Challenge — Collect every line in the records below that contains the word "point".

Exercise input —
= = = =

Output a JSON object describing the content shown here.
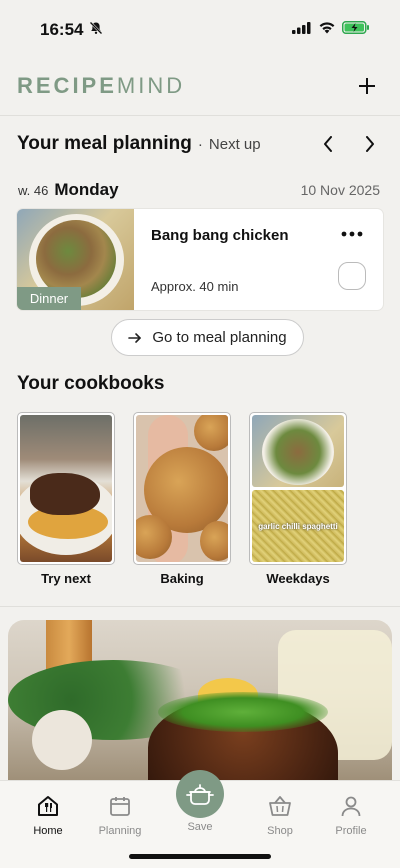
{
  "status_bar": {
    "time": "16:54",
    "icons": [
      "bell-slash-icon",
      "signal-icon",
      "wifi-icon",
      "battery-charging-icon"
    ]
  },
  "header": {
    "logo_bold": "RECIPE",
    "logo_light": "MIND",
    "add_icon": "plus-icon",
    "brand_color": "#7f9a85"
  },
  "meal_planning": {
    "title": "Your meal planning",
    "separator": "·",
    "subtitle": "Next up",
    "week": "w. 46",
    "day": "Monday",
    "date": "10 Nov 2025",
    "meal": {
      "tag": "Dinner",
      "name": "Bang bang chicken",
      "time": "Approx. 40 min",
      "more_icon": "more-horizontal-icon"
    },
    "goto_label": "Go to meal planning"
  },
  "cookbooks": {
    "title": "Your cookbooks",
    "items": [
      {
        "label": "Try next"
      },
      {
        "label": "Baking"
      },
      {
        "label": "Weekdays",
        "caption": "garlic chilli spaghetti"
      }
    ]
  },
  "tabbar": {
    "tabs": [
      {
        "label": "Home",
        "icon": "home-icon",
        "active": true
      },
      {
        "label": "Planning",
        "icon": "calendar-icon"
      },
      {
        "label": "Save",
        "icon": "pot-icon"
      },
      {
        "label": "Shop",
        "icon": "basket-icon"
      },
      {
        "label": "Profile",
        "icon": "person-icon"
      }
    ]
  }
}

= = = =

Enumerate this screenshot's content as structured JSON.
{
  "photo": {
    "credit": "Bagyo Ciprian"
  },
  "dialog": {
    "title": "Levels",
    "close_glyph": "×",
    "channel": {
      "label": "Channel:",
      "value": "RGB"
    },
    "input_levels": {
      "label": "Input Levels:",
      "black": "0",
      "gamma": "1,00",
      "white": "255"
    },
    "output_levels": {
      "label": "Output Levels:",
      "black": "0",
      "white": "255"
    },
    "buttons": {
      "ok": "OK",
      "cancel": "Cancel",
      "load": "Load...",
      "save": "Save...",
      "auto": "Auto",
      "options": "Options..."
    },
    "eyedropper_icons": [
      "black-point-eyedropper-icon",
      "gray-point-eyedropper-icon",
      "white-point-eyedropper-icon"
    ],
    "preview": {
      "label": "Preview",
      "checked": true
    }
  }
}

= = = =

Exercise result —
      "black-point-eyedropper-icon",
      "gray-point-eyedropper-icon",
      "white-point-eyedropper-icon"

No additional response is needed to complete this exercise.